THE REQUEST:
Produce an exact copy of the lines from the line containing "Transcribe the text in this document." through the last line of the listing below, both ends included, and nothing else.

::::

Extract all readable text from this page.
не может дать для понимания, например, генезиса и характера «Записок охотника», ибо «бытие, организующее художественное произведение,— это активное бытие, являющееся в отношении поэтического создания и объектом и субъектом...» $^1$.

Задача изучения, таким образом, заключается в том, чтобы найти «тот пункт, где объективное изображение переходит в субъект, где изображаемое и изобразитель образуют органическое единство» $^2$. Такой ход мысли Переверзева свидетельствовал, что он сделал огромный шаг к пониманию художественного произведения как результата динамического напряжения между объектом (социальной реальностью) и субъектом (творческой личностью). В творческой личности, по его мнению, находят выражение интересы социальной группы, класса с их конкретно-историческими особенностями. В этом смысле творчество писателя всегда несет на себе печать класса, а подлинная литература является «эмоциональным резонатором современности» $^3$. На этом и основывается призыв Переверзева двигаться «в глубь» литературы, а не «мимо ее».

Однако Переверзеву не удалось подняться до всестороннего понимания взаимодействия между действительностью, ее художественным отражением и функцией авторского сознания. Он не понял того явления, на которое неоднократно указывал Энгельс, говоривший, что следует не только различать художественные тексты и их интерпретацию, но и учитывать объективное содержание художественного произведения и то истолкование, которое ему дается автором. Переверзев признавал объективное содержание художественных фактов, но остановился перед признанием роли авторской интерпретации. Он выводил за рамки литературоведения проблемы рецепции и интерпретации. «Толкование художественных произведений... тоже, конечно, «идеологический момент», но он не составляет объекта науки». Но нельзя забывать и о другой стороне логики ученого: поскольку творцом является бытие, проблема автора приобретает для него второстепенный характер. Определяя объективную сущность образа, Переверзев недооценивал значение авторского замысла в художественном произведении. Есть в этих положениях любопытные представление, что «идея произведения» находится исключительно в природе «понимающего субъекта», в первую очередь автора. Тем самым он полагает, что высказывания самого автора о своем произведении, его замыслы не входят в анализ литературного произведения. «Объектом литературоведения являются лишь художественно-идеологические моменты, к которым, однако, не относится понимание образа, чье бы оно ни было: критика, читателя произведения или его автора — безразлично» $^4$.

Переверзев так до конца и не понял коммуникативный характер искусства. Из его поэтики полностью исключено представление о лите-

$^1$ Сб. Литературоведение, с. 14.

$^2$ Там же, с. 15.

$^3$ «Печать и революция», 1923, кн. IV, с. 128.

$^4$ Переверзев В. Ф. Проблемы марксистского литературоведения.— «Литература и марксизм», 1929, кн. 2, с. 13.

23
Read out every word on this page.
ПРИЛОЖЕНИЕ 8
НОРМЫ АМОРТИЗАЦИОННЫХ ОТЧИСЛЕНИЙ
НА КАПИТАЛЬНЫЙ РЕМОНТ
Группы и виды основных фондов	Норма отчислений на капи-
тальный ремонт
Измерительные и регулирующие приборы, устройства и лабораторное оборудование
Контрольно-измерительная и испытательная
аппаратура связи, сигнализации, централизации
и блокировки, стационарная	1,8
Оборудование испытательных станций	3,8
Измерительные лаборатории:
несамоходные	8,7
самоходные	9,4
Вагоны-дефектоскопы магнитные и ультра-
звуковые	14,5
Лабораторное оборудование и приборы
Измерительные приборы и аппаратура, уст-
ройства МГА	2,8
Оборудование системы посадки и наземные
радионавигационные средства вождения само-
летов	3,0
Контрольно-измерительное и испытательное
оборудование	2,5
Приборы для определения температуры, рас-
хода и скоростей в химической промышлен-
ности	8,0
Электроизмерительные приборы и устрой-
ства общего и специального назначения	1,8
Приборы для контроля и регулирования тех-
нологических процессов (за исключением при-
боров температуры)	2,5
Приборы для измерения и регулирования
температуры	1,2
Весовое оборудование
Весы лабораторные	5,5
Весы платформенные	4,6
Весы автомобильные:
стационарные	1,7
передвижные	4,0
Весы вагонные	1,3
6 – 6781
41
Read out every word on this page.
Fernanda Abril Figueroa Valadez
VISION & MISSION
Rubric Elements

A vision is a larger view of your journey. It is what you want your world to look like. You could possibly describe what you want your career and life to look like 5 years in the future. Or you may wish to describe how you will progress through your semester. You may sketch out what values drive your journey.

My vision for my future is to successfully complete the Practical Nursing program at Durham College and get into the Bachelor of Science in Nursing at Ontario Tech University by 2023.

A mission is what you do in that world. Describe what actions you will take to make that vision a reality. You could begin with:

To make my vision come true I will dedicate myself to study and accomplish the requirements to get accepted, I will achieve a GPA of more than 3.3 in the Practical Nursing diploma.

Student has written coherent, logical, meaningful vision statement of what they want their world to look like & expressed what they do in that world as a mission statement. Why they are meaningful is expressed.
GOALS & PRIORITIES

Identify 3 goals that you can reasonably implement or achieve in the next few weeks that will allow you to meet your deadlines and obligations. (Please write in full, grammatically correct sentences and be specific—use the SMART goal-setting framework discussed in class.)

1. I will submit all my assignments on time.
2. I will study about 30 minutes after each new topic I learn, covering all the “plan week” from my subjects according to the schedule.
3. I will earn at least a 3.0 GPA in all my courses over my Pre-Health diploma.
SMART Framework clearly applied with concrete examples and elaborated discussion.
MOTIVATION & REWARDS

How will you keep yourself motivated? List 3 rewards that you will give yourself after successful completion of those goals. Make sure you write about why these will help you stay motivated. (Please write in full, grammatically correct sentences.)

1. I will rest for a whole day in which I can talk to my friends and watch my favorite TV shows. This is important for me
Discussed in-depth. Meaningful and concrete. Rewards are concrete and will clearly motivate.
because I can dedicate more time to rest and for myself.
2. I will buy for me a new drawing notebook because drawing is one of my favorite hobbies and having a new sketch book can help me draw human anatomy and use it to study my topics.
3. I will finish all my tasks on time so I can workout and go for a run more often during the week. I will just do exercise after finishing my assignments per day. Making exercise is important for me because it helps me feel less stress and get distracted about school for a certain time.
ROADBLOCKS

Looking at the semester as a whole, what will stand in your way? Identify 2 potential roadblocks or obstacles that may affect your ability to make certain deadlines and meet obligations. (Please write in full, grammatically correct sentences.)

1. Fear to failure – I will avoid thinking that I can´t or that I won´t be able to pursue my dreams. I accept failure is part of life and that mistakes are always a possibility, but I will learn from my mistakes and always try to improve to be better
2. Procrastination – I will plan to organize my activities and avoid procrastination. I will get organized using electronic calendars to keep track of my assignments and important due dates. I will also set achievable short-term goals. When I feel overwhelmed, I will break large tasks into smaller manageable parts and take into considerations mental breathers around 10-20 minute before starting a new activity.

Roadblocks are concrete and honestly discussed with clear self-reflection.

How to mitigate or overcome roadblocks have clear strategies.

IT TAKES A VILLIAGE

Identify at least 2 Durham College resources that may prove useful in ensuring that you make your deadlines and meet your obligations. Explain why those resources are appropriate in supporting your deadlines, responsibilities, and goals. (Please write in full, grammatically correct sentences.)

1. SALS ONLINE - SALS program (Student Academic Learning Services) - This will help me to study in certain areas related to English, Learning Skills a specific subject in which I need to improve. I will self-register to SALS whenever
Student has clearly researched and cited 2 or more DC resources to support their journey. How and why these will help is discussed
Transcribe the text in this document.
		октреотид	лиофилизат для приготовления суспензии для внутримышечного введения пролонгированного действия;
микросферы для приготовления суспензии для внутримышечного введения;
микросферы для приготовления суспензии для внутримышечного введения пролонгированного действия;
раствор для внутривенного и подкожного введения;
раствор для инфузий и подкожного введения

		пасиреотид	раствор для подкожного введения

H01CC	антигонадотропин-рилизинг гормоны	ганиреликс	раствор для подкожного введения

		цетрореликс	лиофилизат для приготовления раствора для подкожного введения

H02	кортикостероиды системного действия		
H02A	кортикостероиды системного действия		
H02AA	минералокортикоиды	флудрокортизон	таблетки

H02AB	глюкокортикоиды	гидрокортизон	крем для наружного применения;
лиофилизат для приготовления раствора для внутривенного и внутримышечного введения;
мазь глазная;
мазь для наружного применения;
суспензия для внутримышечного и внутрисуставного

::::

FINAL ANSWER:
Transcribe the text in this document.
		октреотид	лиофилизат для приготовления суспензии для внутримышечного введения пролонгированного действия;
микросферы для приготовления суспензии для внутримышечного введения;
микросферы для приготовления суспензии для внутримышечного введения пролонгированного действия;
раствор для внутривенного и подкожного введения;
раствор для инфузий и подкожного введения

		пасиреотид	раствор для подкожного введения

H01CC	антигонадотропин-рилизинг гормоны	ганиреликс	раствор для подкожного введения

		цетрореликс	лиофилизат для приготовления раствора для подкожного введения

H02	кортикостероиды системного действия		
H02A	кортикостероиды системного действия		
H02AA	минералокортикоиды	флудрокортизон	таблетки

H02AB	глюкокортикоиды	гидрокортизон	крем для наружного применения;
лиофилизат для приготовления раствора для внутривенного и внутримышечного введения;
мазь глазная;
мазь для наружного применения;
суспензия для внутримышечного и внутрисуставного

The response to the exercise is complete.